[Rows from a dataset]
========
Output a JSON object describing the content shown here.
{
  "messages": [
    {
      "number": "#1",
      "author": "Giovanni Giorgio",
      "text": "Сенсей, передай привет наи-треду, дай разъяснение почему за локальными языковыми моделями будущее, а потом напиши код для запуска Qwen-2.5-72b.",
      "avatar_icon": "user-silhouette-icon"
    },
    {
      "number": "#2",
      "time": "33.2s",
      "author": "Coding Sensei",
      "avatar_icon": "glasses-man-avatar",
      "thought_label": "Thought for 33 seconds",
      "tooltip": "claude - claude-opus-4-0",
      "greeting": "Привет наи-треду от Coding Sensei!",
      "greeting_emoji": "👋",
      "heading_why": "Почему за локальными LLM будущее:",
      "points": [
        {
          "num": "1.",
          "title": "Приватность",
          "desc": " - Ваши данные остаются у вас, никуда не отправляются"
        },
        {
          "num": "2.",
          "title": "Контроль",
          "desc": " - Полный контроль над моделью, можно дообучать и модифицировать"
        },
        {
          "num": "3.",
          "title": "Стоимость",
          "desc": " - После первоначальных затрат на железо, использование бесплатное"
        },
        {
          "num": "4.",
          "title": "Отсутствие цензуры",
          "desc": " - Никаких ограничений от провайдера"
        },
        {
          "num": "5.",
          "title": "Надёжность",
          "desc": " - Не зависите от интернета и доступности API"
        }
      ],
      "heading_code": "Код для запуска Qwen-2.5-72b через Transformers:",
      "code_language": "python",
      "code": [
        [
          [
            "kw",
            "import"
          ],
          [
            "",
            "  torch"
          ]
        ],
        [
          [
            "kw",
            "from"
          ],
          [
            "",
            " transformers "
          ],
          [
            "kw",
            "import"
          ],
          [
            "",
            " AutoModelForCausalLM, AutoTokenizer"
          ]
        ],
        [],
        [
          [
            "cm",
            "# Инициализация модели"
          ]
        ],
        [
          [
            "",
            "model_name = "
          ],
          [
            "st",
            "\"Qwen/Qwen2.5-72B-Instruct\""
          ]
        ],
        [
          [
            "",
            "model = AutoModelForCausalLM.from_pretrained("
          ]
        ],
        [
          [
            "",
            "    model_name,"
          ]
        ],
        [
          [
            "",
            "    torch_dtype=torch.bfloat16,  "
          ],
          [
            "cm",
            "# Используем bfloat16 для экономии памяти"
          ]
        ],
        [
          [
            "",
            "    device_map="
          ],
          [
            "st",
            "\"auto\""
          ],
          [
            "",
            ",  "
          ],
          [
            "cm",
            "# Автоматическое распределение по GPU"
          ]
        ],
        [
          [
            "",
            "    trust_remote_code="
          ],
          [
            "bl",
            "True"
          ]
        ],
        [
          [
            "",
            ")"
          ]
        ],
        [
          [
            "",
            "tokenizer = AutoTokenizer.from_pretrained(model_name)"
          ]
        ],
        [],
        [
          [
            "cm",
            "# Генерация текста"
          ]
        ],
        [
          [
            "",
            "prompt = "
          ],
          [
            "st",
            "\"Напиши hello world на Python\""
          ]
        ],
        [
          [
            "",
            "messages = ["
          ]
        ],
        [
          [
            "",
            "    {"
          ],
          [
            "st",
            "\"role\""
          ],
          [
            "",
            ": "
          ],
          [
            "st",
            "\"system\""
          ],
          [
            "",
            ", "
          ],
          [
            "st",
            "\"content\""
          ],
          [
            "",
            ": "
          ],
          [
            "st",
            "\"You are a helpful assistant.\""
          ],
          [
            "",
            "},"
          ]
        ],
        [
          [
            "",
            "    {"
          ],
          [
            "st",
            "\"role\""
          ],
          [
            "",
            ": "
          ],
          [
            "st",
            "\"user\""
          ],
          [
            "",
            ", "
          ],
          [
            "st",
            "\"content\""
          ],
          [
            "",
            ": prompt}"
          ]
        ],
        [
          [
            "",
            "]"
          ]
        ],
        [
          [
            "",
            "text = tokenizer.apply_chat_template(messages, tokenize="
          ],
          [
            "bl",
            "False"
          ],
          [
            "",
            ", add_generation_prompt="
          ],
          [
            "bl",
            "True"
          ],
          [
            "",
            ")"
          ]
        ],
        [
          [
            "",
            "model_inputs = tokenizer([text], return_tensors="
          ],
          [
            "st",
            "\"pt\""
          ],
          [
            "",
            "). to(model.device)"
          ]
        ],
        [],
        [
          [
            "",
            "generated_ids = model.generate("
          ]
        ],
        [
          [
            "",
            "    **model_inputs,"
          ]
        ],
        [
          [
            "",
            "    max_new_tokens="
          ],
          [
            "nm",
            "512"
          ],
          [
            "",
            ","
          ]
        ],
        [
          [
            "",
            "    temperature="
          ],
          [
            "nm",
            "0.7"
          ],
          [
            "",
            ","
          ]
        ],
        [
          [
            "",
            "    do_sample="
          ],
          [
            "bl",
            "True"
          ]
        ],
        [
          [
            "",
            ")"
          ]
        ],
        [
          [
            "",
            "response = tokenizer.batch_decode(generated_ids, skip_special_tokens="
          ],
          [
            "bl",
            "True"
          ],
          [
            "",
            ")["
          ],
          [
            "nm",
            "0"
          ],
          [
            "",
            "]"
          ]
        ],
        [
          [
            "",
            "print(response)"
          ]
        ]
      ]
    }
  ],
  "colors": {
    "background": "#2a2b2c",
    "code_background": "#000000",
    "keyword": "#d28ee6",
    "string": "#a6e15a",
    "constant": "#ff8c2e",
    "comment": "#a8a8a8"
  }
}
========
What to work on:
Tell how many lines contain the word "title", using only the number.

Answer to this problem:
5